Pouvez-vous recopier mot pour mot l'intégralité du texte sur la House of Diamonds ?

Bloc de texte -
○ ○ ○ ○ ○ ○ ○

De Strasbourg à Paris : la House of Diamonds vient secouer la capitale

Vous le savez, chez Friction on aime découvrir les scènes drag de toute la France, s’émerveiller devant leurs petites particularités et ce qu’elles apportent à un art en constante mutation, que ce soit sur des scènes internationales ou dans des endroits plus confidentiels. Alors quand l’inventive et strasbourgeoise House of Diamonds vient poser ses valises à Paris pour un show unique en son genre, on répond présent·es et on leur pose toutes nos petites questions.

Crédits photo : @marlenewaxhouse

Hello la House of Diamonds ! Est-ce que chaque membre peut se présenter en cinq mots ?

Vendredi Treize : punk, sexy, effrayante, militante, dramatique. 

Frida Crado : cartoonesque, clownesque, surréaliste, angoissée, exhibitionniste. 

Mizkeen : pathétique, espiègle, conte, énervé·e, politique.

Graphic Dee : clownesque ; coloré·e ; cartoonesque ; malicieuxe ; disproportionné·e.

Sapphran : brûlante, sensuelle, excessive, séductrice, terrible.

Cotte de maille : énigmatiquex, cagouléex, poupéex, obscurex, piquantex.

Est-ce que vous pourriez nous raconter un peu la House of Diamonds, sa création et l’esprit de votre équipe ?

○ ○ ○ ○ ○ ○ ○

Données fournies -
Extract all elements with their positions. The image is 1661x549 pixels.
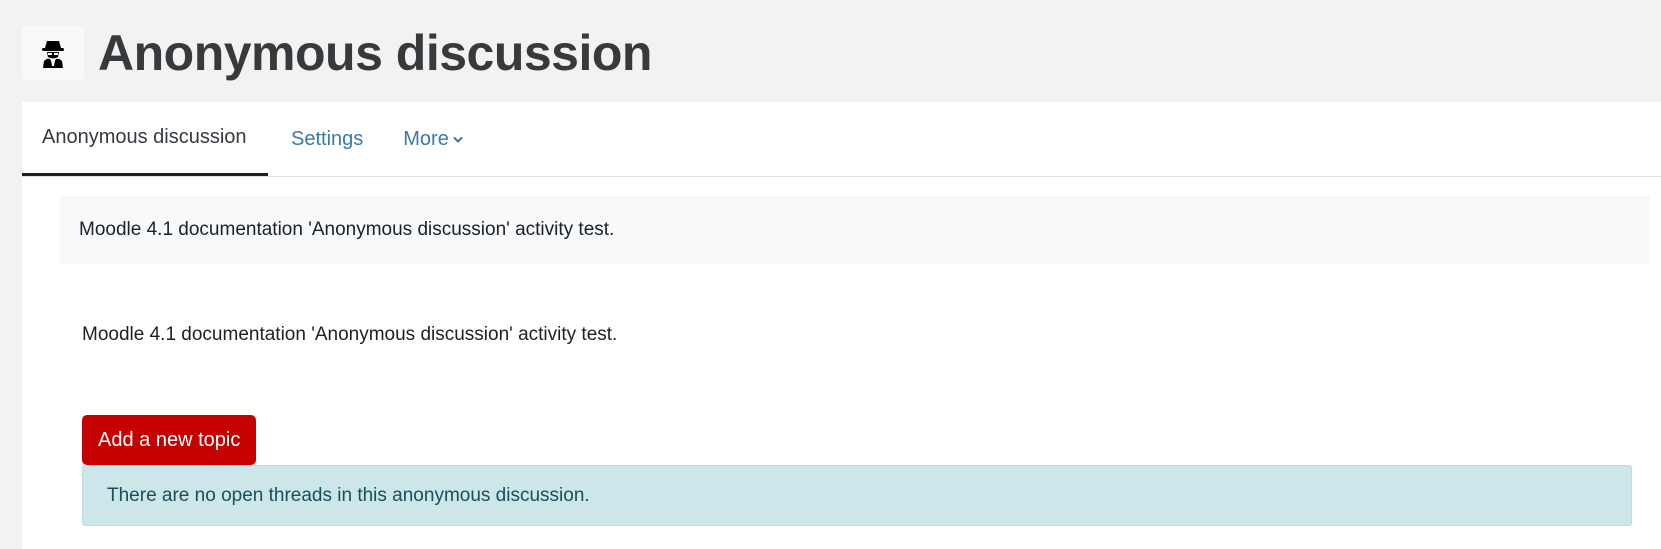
tab-anonymous-discussion[interactable]: Anonymous discussion — [22, 102, 268, 176]
page-header: Anonymous discussion — [22, 26, 652, 80]
chevron-down-icon — [453, 137, 463, 143]
tab-label: Settings — [291, 127, 364, 150]
alert-text: There are no open threads in this anonym… — [107, 484, 590, 506]
tab-settings[interactable]: Settings — [268, 102, 383, 176]
main-card: Anonymous discussion Settings More Moodl… — [22, 102, 1661, 549]
intro-text: Moodle 4.1 documentation 'Anonymous disc… — [79, 219, 615, 240]
add-new-topic-button[interactable]: Add a new topic — [82, 415, 257, 465]
tab-label: More — [403, 127, 449, 150]
no-threads-alert: There are no open threads in this anonym… — [82, 465, 1632, 526]
spy-icon — [42, 41, 64, 68]
tab-label: Anonymous discussion — [42, 126, 247, 148]
activity-icon-box — [22, 26, 84, 80]
secondary-navigation: Anonymous discussion Settings More — [22, 102, 1661, 177]
activity-description: Moodle 4.1 documentation 'Anonymous disc… — [82, 324, 618, 345]
activity-intro: Moodle 4.1 documentation 'Anonymous disc… — [60, 196, 1650, 264]
tab-more[interactable]: More — [383, 102, 483, 176]
page-title: Anonymous discussion — [98, 25, 652, 81]
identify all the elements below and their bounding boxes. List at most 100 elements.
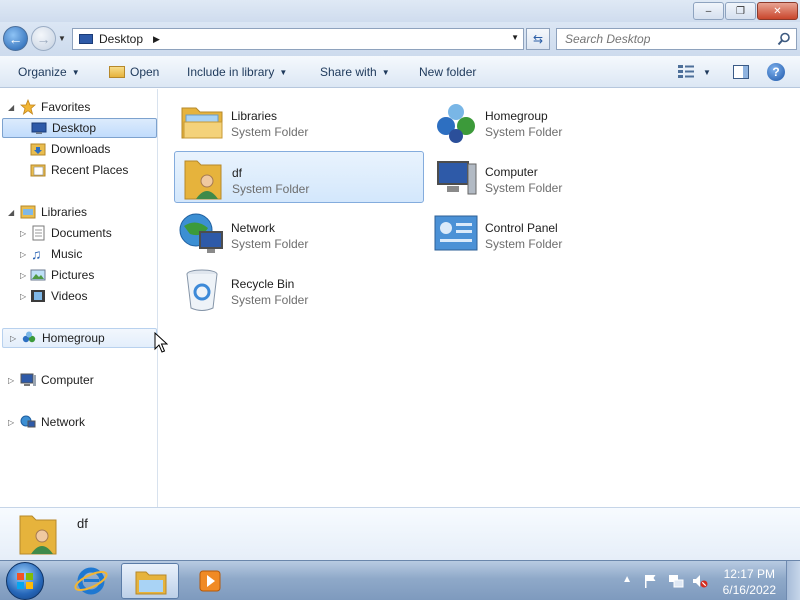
- expanded-arrow-icon[interactable]: ◢: [8, 208, 14, 217]
- item-type: System Folder: [485, 181, 563, 195]
- organize-button[interactable]: Organize ▼: [18, 65, 80, 79]
- item-homegroup[interactable]: Homegroup System Folder: [428, 95, 678, 147]
- nav-label: Desktop: [52, 121, 97, 135]
- item-name: df: [232, 166, 243, 180]
- collapsed-arrow-icon[interactable]: ▷: [20, 271, 26, 280]
- volume-muted-icon[interactable]: [692, 573, 708, 589]
- address-dropdown-icon[interactable]: ▼: [511, 33, 519, 42]
- maximize-button[interactable]: ❐: [725, 2, 756, 20]
- nav-label: Pictures: [51, 268, 95, 282]
- command-bar: Organize ▼ Open Include in library ▼ Sha…: [0, 56, 800, 88]
- minimize-button[interactable]: –: [693, 2, 724, 20]
- show-hidden-icons-arrow-icon[interactable]: ▲: [622, 574, 632, 585]
- music-note-icon: ♫: [31, 246, 42, 262]
- include-in-library-button[interactable]: Include in library ▼: [187, 65, 287, 79]
- item-name: Network: [231, 221, 276, 235]
- taskbar-internet-explorer[interactable]: [62, 563, 120, 599]
- item-recycle-bin[interactable]: Recycle Bin System Folder: [174, 263, 424, 315]
- recent-pages-dropdown[interactable]: ▼: [58, 34, 66, 43]
- organize-label: Organize: [18, 65, 67, 79]
- system-clock[interactable]: 12:17 PM 6/16/2022: [723, 566, 776, 598]
- action-center-flag-icon[interactable]: [642, 573, 658, 589]
- nav-downloads[interactable]: Downloads: [0, 139, 158, 159]
- nav-label: Recent Places: [51, 163, 129, 177]
- collapsed-arrow-icon[interactable]: ▷: [8, 376, 14, 385]
- nav-label: Computer: [41, 373, 94, 387]
- nav-network[interactable]: ▷ Network: [0, 412, 158, 432]
- user-folder-icon: [184, 160, 222, 200]
- recycle-bin-icon: [186, 269, 218, 311]
- view-options-dropdown[interactable]: ▼: [703, 68, 711, 77]
- search-icon[interactable]: [777, 32, 791, 46]
- item-type: System Folder: [231, 237, 309, 251]
- taskbar: ▲ 12:17 PM 6/16/2022: [0, 560, 800, 600]
- item-name: Recycle Bin: [231, 277, 295, 291]
- desktop-icon: [31, 122, 47, 134]
- videos-filmstrip-icon: [31, 290, 45, 302]
- nav-pictures[interactable]: ▷ Pictures: [0, 265, 158, 285]
- expanded-arrow-icon[interactable]: ◢: [8, 103, 14, 112]
- nav-label: Documents: [51, 226, 112, 240]
- share-with-label: Share with: [320, 65, 377, 79]
- forward-button[interactable]: →: [31, 26, 56, 51]
- nav-favorites[interactable]: ◢ Favorites: [0, 97, 158, 117]
- item-type: System Folder: [232, 182, 310, 196]
- nav-recent-places[interactable]: Recent Places: [0, 160, 158, 180]
- documents-icon: [32, 225, 45, 241]
- change-view-icon[interactable]: [678, 65, 694, 79]
- network-status-icon[interactable]: [668, 573, 684, 589]
- nav-label: Network: [41, 415, 86, 429]
- collapsed-arrow-icon[interactable]: ▷: [8, 418, 14, 427]
- show-desktop-button[interactable]: [786, 561, 800, 600]
- chevron-down-icon: ▼: [279, 67, 288, 77]
- breadcrumb-desktop[interactable]: Desktop: [99, 32, 143, 46]
- collapsed-arrow-icon[interactable]: ▷: [20, 292, 26, 301]
- new-folder-button[interactable]: New folder: [419, 65, 476, 79]
- item-control-panel[interactable]: Control Panel System Folder: [428, 207, 678, 259]
- nav-documents[interactable]: ▷ Documents: [0, 223, 158, 243]
- breadcrumb-arrow-icon[interactable]: ▶: [153, 34, 160, 45]
- search-input[interactable]: [557, 29, 767, 49]
- collapsed-arrow-icon[interactable]: ▷: [20, 229, 26, 238]
- start-button[interactable]: [6, 562, 44, 600]
- address-row: ← → ▼ Desktop ▶ ▼ ⇆: [0, 22, 800, 56]
- taskbar-windows-explorer[interactable]: [121, 563, 179, 599]
- navigation-pane: ◢ Favorites Desktop Downloads Recent Pla…: [0, 89, 158, 507]
- preview-pane-icon[interactable]: [733, 65, 749, 79]
- nav-label: Libraries: [41, 205, 88, 219]
- nav-libraries[interactable]: ◢ Libraries: [0, 202, 158, 222]
- chevron-down-icon: ▼: [381, 67, 390, 77]
- include-in-library-label: Include in library: [187, 65, 275, 79]
- help-button[interactable]: ?: [767, 63, 785, 81]
- nav-desktop[interactable]: Desktop: [2, 118, 157, 138]
- recent-places-icon: [30, 164, 46, 177]
- item-name: Libraries: [231, 109, 278, 123]
- item-name: Control Panel: [485, 221, 558, 235]
- collapsed-arrow-icon[interactable]: ▷: [20, 250, 26, 259]
- desktop-icon: [79, 34, 93, 44]
- address-bar[interactable]: Desktop ▶ ▼: [72, 28, 524, 50]
- clock-date: 6/16/2022: [722, 583, 776, 597]
- item-computer[interactable]: Computer System Folder: [428, 151, 678, 203]
- homegroup-icon: [437, 104, 475, 143]
- item-network[interactable]: Network System Folder: [174, 207, 424, 259]
- nav-computer[interactable]: ▷ Computer: [0, 370, 158, 390]
- network-icon: [20, 415, 36, 428]
- new-folder-label: New folder: [419, 65, 477, 79]
- item-libraries[interactable]: Libraries System Folder: [174, 95, 424, 147]
- open-button[interactable]: Open: [109, 65, 159, 79]
- back-button[interactable]: ←: [3, 26, 28, 51]
- close-button[interactable]: ✕: [757, 2, 798, 20]
- nav-label: Music: [51, 247, 83, 261]
- nav-videos[interactable]: ▷ Videos: [0, 286, 158, 306]
- item-df[interactable]: df System Folder: [174, 151, 424, 203]
- search-box: [556, 28, 797, 50]
- refresh-button[interactable]: ⇆: [526, 28, 550, 50]
- nav-music[interactable]: ▷ ♫ Music: [0, 244, 158, 264]
- nav-homegroup[interactable]: ▷ Homegroup: [2, 328, 157, 348]
- taskbar-media-player[interactable]: [180, 563, 238, 599]
- item-type: System Folder: [231, 293, 309, 307]
- share-with-button[interactable]: Share with ▼: [320, 65, 390, 79]
- collapsed-arrow-icon[interactable]: ▷: [10, 334, 16, 343]
- nav-label: Favorites: [41, 100, 91, 114]
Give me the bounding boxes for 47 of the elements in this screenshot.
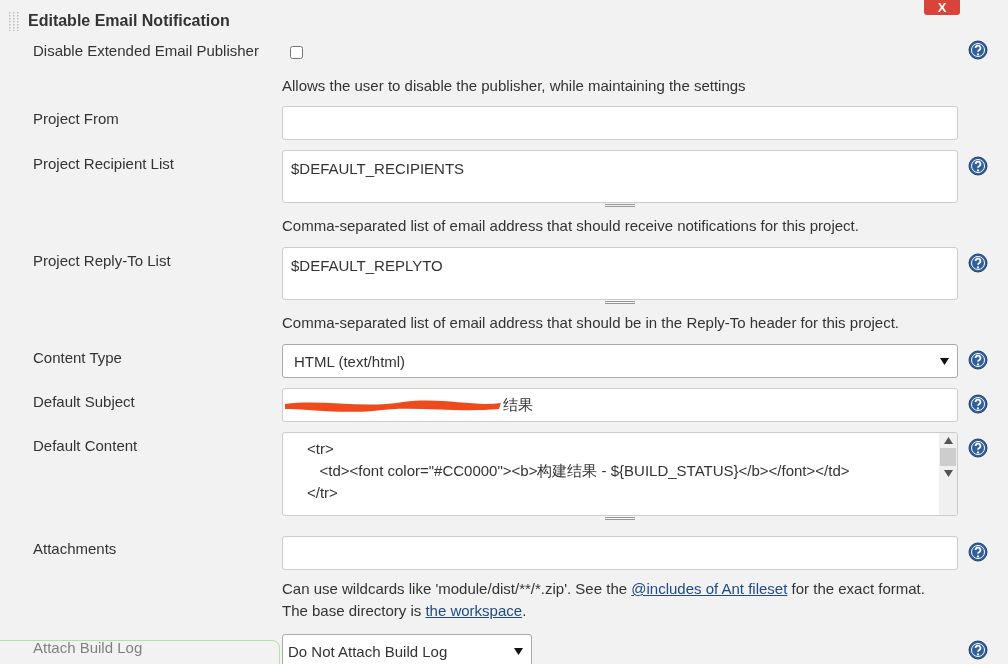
code-line: <tr> — [307, 439, 335, 459]
select-dropdown[interactable]: HTML (text/html) — [282, 344, 958, 378]
field-label: Project Recipient List — [33, 154, 174, 172]
help-text: Comma-separated list of email address that should be in the Reply-To header for this project. — [282, 314, 899, 331]
text-field[interactable]: 结果 — [282, 388, 958, 422]
field-label: Default Subject — [33, 392, 135, 410]
scroll-up-icon[interactable] — [943, 437, 953, 444]
scrollbar-thumb[interactable] — [940, 448, 956, 466]
resize-handle[interactable] — [605, 517, 635, 520]
dropdown-caret-icon — [514, 647, 523, 655]
resize-handle[interactable] — [605, 301, 635, 304]
help-icon[interactable] — [968, 394, 988, 414]
resize-handle[interactable] — [605, 204, 635, 207]
field-label: Project From — [33, 109, 119, 127]
checkbox[interactable] — [290, 46, 303, 59]
help-icon[interactable] — [968, 253, 988, 273]
dropdown-caret-icon — [940, 357, 949, 365]
section-title: Editable Email Notification — [28, 12, 230, 30]
field-label: Project Reply-To List — [33, 251, 171, 269]
help-icon[interactable] — [968, 40, 988, 60]
link[interactable]: @includes of Ant fileset — [631, 580, 788, 597]
field-label: Disable Extended Email Publisher — [33, 42, 259, 59]
help-text: Can use wildcards like 'module/dist/**/*.zip'. See the @includes of Ant fileset for the exact format. — [282, 579, 926, 599]
code-line: <td><font color="#CC0000"><b>构建结果 - ${BUILD_STATUS}</b></font></td> — [318, 461, 851, 481]
help-icon[interactable] — [968, 542, 988, 562]
help-icon[interactable] — [968, 640, 988, 660]
field-label: Default Content — [33, 436, 138, 454]
code-line: </tr> — [307, 483, 339, 503]
help-icon[interactable] — [968, 156, 988, 176]
field-label: Content Type — [33, 348, 122, 366]
code-editor[interactable]: <tr> <td><font color="#CC0000"><b>构建结果 - ${BUILD_STATUS}</b></font></td> </tr> — [282, 432, 958, 516]
help-icon[interactable] — [968, 350, 988, 370]
link[interactable]: the workspace — [425, 602, 523, 619]
text-area[interactable]: $DEFAULT_REPLYTO — [282, 247, 958, 300]
help-text: Allows the user to disable the publisher, while maintaining the settings — [282, 77, 746, 94]
delete-button[interactable]: X — [924, 0, 960, 15]
text-area[interactable]: $DEFAULT_RECIPIENTS — [282, 150, 958, 203]
help-icon[interactable] — [968, 438, 988, 458]
field-label: Attach Build Log — [33, 638, 143, 656]
field-label: Attachments — [33, 539, 117, 557]
drag-handle-icon[interactable] — [8, 11, 20, 31]
text-field[interactable] — [282, 536, 958, 570]
help-text: Comma-separated list of email address that should receive notifications for this project. — [282, 217, 859, 234]
scroll-down-icon[interactable] — [943, 470, 953, 477]
help-text: The base directory is the workspace. — [282, 601, 528, 621]
text-field[interactable] — [282, 106, 958, 140]
select-dropdown[interactable]: Do Not Attach Build Log — [282, 634, 532, 664]
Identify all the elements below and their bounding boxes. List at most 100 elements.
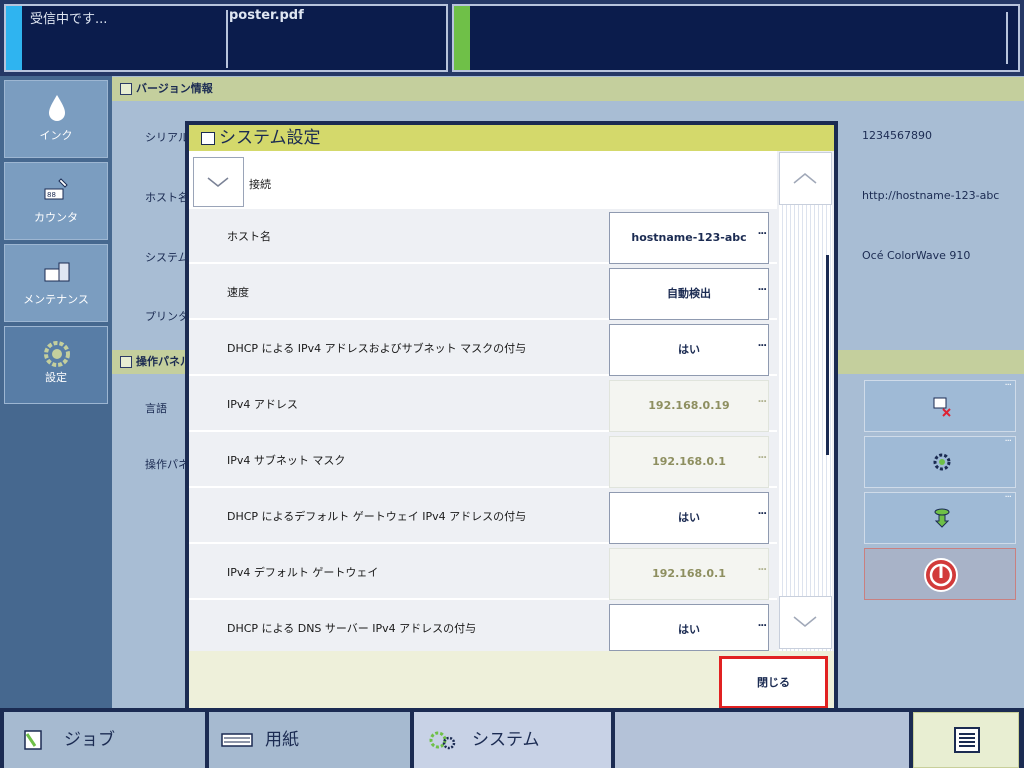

○ ○ ○ ○ ○ ○ ○

Réponse -
De Strasbourg à Paris : la House of Diamonds vient secouer la capitale

Vous le savez, chez Friction on aime découvrir les scènes drag de toute la France, s’émerveiller devant leurs petites particularités et ce qu’elles apportent à un art en constante mutation, que ce soit sur des scènes internationales ou dans des endroits plus confidentiels. Alors quand l’inventive et strasbourgeoise House of Diamonds vient poser ses valises à Paris pour un show unique en son genre, on répond présent·es et on leur pose toutes nos petites questions.

Crédits photo : @marlenewaxhouse

Hello la House of Diamonds ! Est-ce que chaque membre peut se présenter en cinq mots ?

Vendredi Treize : punk, sexy, effrayante, militante, dramatique. 

Frida Crado : cartoonesque, clownesque, surréaliste, angoissée, exhibitionniste. 

Mizkeen : pathétique, espiègle, conte, énervé·e, politique.

Graphic Dee : clownesque ; coloré·e ; cartoonesque ; malicieuxe ; disproportionné·e.

Sapphran : brûlante, sensuelle, excessive, séductrice, terrible.

Cotte de maille : énigmatiquex, cagouléex, poupéex, obscurex, piquantex.

Est-ce que vous pourriez nous raconter un peu la House of Diamonds, sa création et l’esprit de votre équipe ?